** Start of DATA FOR PROCESSING **
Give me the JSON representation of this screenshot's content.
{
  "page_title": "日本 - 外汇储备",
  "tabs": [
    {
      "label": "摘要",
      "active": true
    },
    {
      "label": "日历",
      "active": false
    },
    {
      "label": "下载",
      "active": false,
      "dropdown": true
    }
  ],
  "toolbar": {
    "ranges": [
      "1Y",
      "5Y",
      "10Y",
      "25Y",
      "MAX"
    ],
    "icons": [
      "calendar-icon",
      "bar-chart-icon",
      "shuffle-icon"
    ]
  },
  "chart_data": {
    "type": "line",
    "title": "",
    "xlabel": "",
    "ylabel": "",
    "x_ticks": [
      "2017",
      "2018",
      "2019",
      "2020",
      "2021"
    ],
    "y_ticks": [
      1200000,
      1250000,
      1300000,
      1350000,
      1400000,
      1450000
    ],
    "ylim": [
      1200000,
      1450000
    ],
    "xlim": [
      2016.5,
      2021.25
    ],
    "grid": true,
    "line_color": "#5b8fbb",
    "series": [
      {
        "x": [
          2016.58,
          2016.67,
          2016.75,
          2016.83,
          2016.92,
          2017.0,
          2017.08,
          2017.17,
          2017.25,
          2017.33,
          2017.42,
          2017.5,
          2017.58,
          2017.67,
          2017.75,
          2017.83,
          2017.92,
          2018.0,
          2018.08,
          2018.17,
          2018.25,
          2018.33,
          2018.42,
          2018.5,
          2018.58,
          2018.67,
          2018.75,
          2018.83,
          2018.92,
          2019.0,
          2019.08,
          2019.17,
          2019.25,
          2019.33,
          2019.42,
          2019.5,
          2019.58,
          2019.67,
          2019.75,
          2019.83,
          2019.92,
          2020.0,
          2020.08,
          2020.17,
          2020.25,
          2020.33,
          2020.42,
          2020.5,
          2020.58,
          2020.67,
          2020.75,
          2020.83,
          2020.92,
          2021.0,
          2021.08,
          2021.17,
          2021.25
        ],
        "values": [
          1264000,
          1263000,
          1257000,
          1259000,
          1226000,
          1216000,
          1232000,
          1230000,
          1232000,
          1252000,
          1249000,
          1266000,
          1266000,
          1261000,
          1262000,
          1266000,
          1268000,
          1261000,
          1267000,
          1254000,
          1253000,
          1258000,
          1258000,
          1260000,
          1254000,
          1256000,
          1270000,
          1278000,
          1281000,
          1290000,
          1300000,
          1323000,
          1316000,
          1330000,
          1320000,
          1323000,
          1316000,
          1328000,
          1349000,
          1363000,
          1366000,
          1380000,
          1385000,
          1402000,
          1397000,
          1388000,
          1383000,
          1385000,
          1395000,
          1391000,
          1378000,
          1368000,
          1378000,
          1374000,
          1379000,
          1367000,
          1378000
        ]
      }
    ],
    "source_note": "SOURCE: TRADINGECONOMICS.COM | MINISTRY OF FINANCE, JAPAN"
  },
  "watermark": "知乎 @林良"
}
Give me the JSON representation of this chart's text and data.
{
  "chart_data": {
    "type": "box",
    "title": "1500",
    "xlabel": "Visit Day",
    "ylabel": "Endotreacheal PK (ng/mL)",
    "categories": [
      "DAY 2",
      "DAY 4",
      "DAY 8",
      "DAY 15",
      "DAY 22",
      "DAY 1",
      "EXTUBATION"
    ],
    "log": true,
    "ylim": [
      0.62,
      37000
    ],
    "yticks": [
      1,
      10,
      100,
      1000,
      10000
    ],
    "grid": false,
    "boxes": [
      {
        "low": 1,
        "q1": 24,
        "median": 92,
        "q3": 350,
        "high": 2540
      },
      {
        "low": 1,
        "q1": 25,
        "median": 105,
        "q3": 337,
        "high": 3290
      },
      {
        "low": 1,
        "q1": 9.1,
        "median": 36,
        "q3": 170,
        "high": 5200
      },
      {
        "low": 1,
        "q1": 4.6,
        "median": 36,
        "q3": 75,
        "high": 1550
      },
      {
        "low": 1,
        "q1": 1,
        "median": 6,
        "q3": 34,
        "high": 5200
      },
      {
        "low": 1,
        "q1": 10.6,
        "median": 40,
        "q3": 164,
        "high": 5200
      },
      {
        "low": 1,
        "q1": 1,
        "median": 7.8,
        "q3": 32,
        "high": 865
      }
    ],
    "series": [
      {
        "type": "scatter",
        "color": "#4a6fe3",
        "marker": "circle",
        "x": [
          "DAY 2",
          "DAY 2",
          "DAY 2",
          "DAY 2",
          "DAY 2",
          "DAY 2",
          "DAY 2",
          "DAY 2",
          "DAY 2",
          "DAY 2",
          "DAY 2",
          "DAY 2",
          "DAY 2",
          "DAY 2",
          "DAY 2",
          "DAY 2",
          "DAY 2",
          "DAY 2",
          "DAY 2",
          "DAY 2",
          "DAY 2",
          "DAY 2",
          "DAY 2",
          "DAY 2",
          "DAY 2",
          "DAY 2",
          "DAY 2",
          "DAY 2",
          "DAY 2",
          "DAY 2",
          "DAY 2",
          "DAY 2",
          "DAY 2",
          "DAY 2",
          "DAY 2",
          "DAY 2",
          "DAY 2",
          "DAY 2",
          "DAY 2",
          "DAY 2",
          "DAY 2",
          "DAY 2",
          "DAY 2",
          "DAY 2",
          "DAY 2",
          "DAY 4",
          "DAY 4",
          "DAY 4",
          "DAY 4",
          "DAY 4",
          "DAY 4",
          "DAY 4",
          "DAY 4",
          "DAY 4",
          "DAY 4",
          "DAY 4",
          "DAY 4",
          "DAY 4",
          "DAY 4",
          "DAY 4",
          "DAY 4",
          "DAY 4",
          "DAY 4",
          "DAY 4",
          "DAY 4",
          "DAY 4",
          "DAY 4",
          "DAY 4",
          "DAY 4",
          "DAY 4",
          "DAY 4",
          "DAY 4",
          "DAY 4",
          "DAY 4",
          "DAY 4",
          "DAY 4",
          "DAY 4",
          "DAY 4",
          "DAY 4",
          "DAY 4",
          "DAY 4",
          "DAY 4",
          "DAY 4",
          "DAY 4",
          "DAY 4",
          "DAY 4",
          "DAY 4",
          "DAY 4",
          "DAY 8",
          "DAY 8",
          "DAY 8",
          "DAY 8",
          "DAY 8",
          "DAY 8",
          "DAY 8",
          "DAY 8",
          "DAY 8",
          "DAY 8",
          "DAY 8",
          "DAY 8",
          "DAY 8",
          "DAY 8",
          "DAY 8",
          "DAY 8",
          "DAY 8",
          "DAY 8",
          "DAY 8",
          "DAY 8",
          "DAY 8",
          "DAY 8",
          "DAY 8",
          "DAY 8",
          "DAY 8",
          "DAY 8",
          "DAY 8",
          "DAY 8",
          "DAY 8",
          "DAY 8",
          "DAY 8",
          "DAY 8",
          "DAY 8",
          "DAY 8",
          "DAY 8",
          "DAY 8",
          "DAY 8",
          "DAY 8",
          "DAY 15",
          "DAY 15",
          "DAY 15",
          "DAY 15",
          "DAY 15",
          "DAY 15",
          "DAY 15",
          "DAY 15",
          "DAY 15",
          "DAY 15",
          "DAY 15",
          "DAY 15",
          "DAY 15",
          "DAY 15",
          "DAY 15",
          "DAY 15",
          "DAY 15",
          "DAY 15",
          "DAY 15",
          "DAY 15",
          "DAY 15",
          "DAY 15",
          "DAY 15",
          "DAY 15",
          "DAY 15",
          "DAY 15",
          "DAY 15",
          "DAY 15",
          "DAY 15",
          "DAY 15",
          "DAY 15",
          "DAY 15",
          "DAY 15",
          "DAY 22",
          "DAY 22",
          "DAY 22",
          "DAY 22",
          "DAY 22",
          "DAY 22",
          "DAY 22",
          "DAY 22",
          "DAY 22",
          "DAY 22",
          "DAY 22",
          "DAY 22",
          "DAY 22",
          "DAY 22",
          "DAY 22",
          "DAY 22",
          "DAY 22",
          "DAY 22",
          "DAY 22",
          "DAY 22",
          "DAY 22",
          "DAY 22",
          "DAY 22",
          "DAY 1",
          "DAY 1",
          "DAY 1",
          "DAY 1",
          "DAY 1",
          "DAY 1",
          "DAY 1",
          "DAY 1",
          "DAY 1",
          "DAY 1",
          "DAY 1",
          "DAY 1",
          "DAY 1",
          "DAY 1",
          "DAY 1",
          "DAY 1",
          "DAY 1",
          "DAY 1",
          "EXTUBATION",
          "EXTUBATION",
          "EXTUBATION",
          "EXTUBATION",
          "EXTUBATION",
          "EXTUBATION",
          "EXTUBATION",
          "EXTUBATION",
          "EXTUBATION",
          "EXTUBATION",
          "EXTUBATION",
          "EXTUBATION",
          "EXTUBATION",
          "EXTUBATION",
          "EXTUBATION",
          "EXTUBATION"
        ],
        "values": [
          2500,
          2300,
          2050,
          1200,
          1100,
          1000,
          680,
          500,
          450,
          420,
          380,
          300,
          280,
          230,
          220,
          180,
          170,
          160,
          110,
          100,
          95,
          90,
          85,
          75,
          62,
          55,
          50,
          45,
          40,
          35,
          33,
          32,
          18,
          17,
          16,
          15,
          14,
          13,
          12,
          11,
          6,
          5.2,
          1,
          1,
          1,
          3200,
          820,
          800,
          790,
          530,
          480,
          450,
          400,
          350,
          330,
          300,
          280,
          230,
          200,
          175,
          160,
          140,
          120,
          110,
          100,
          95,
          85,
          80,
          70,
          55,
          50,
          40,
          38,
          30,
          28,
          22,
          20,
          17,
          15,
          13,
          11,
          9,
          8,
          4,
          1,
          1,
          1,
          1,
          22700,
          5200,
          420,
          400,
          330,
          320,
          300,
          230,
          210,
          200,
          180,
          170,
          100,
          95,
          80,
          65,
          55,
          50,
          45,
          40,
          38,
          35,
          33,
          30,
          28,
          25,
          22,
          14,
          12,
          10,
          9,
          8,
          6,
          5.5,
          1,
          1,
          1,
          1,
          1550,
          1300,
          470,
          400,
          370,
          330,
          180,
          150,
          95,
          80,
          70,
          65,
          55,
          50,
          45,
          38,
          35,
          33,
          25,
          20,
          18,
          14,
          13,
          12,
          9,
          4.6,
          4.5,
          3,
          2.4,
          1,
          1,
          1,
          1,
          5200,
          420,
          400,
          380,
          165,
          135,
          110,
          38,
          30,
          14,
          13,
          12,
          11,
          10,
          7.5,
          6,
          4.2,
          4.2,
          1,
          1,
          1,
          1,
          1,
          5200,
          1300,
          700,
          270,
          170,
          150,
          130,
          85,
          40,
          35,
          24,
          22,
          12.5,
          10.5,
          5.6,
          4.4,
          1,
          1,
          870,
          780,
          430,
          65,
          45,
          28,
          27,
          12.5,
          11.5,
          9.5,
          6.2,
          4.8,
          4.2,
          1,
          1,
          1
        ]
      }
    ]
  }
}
** End of DATA FOR PROCESSING **
** Start of DATA FOR PROCESSING **
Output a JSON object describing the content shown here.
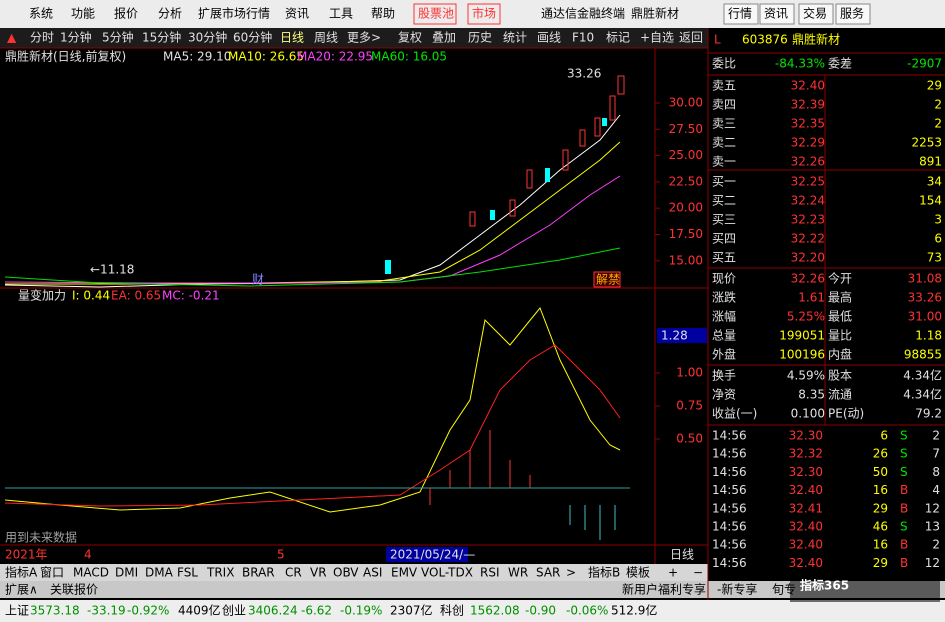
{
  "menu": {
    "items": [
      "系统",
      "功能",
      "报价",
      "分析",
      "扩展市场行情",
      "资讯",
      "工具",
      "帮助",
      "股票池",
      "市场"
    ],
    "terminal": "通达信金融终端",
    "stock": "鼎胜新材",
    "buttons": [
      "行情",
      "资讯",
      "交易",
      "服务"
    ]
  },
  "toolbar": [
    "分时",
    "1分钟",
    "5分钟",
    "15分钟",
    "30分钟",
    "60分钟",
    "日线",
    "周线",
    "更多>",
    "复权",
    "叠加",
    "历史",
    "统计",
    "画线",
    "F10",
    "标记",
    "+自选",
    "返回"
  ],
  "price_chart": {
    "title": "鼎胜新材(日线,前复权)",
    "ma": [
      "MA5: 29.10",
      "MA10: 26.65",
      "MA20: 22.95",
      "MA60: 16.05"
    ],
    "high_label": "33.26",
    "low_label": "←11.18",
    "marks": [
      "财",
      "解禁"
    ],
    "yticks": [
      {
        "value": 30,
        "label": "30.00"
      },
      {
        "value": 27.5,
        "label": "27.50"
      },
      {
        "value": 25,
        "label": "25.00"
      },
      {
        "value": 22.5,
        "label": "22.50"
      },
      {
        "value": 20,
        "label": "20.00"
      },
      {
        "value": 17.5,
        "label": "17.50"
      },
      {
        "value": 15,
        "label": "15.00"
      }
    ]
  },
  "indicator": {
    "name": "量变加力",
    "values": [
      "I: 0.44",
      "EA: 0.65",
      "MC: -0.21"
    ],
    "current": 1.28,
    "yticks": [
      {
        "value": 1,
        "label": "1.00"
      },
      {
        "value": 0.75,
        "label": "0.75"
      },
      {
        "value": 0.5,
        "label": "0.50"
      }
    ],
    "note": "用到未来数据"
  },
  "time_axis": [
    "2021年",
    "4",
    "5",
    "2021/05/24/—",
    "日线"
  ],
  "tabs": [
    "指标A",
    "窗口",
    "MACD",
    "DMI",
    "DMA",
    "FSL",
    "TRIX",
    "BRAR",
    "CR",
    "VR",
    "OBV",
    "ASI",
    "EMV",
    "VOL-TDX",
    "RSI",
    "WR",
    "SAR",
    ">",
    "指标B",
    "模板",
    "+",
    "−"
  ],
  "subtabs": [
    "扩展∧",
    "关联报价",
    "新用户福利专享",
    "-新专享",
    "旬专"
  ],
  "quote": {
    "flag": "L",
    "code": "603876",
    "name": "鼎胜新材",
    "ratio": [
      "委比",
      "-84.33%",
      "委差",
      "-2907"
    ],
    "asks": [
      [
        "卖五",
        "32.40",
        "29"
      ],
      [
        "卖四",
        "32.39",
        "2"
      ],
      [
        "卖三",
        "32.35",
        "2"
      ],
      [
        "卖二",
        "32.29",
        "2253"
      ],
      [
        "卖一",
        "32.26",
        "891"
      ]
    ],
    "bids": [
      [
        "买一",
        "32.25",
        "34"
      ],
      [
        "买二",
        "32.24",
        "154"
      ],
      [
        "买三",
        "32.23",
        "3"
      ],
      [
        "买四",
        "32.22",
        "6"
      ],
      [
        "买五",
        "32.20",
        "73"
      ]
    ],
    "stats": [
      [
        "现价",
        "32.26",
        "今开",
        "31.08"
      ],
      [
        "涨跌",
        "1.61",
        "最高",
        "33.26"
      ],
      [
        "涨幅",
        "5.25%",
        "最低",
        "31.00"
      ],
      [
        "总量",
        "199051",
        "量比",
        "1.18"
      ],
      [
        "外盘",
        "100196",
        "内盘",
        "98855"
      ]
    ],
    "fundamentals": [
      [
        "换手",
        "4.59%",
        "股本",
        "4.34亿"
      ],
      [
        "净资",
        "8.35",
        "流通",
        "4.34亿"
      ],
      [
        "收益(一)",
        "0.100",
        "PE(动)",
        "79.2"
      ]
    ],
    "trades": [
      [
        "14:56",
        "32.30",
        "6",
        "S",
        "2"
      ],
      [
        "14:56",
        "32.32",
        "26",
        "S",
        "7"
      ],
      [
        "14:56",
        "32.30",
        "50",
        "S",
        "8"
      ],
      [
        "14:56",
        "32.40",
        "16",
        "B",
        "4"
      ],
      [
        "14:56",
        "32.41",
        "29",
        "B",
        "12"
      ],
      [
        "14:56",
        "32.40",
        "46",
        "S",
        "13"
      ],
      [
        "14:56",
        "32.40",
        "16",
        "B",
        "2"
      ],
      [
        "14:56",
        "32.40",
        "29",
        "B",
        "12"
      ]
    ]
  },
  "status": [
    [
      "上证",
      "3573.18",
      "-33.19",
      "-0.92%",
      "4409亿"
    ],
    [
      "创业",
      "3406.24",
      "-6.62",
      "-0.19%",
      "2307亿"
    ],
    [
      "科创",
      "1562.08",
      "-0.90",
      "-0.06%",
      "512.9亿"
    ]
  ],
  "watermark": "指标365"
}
** End of DATA FOR PROCESSING **
** Start of DATA FOR PROCESSING **
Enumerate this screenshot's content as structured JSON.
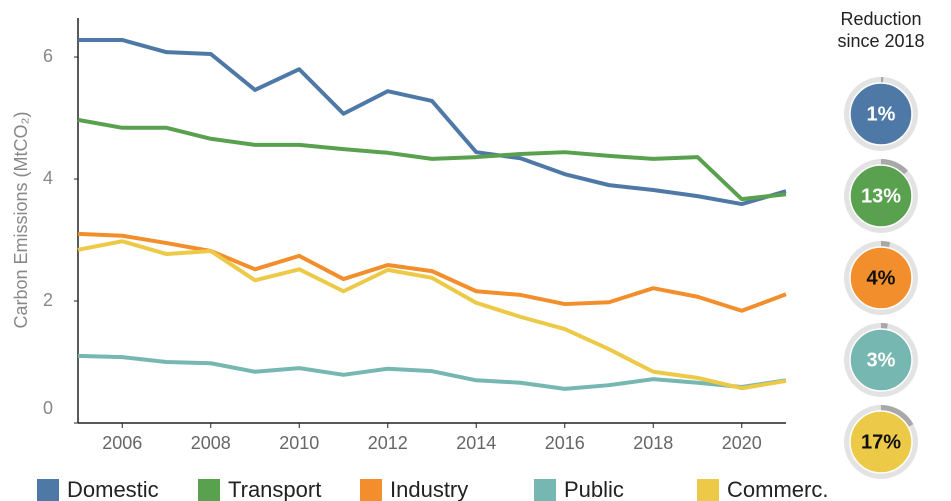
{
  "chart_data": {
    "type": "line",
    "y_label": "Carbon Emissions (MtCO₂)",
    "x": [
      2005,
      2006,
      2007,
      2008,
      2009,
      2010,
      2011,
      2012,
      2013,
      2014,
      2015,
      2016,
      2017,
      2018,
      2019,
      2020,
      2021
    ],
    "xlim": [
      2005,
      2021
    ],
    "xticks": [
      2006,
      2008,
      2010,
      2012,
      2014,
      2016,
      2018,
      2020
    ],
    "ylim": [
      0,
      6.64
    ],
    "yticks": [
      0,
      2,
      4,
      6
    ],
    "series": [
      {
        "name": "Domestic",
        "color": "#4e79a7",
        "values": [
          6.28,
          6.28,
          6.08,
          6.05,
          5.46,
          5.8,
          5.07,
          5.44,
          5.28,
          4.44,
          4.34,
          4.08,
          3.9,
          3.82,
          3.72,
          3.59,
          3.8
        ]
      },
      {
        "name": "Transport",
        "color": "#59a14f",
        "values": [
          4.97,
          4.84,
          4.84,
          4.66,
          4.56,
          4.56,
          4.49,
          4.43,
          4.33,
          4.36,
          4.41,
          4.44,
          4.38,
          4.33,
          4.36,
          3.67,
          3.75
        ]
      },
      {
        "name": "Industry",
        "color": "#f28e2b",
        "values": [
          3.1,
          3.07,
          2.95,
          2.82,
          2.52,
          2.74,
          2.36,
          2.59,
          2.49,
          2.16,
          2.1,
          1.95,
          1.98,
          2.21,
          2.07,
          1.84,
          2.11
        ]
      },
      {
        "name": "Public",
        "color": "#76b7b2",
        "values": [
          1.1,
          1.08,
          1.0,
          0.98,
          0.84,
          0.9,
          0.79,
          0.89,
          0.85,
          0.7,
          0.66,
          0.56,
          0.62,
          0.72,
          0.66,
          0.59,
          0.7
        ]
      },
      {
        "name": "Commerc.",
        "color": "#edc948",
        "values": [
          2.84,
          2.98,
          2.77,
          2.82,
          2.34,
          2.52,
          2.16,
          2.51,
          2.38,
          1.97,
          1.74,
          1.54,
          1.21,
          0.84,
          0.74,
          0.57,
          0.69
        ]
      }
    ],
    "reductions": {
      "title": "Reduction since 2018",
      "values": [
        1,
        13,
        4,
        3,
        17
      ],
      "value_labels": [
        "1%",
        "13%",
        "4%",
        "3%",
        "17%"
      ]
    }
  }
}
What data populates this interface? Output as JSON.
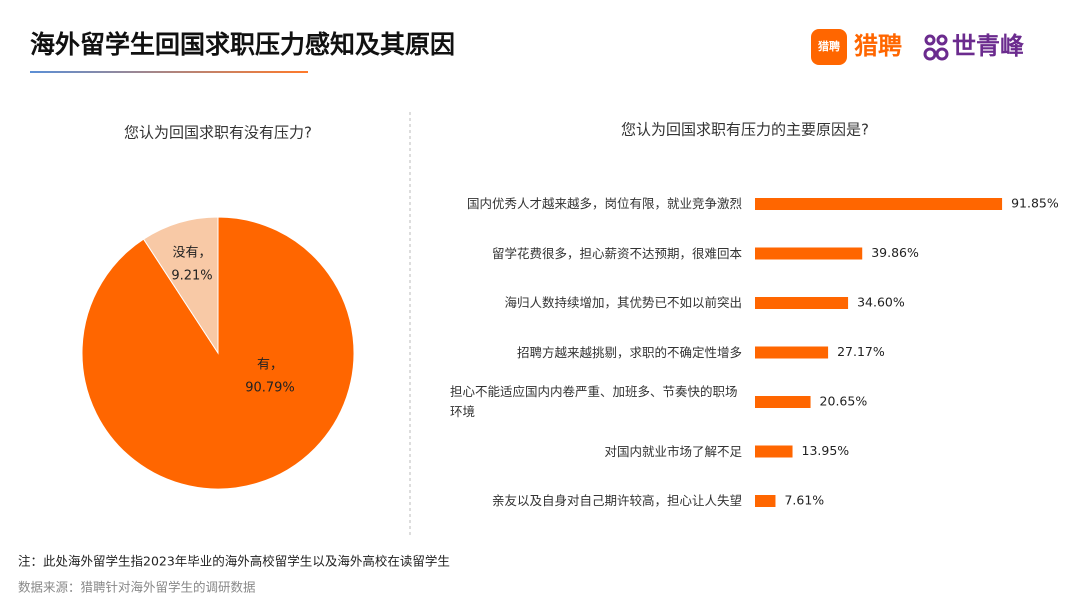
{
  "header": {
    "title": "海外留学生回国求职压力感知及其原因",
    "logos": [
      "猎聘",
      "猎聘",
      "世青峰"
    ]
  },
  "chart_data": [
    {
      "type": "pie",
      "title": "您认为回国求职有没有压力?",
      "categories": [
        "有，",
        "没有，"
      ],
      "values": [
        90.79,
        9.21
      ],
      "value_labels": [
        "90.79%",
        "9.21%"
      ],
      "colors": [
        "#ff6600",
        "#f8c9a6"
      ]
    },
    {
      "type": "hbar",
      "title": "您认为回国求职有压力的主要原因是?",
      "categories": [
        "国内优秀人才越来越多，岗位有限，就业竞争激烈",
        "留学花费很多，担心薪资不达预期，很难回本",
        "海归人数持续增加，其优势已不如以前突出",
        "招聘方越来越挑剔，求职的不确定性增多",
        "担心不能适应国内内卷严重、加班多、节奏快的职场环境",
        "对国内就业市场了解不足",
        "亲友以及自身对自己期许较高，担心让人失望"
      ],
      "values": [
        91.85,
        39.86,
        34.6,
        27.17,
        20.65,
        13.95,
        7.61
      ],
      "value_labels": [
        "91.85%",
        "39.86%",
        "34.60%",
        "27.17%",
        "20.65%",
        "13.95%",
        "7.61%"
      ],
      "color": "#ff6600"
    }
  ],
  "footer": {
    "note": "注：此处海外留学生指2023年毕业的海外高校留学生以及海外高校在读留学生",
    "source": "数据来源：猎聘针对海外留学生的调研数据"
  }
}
** End of DATA FOR PROCESSING **
» **TASK TO CARRY OUT**
From the entries above, copy each line holding "鼎胜新材".

» **TASK ANSWER**
    "stock": "鼎胜新材",
    "title": "鼎胜新材(日线,前复权)",
    "name": "鼎胜新材",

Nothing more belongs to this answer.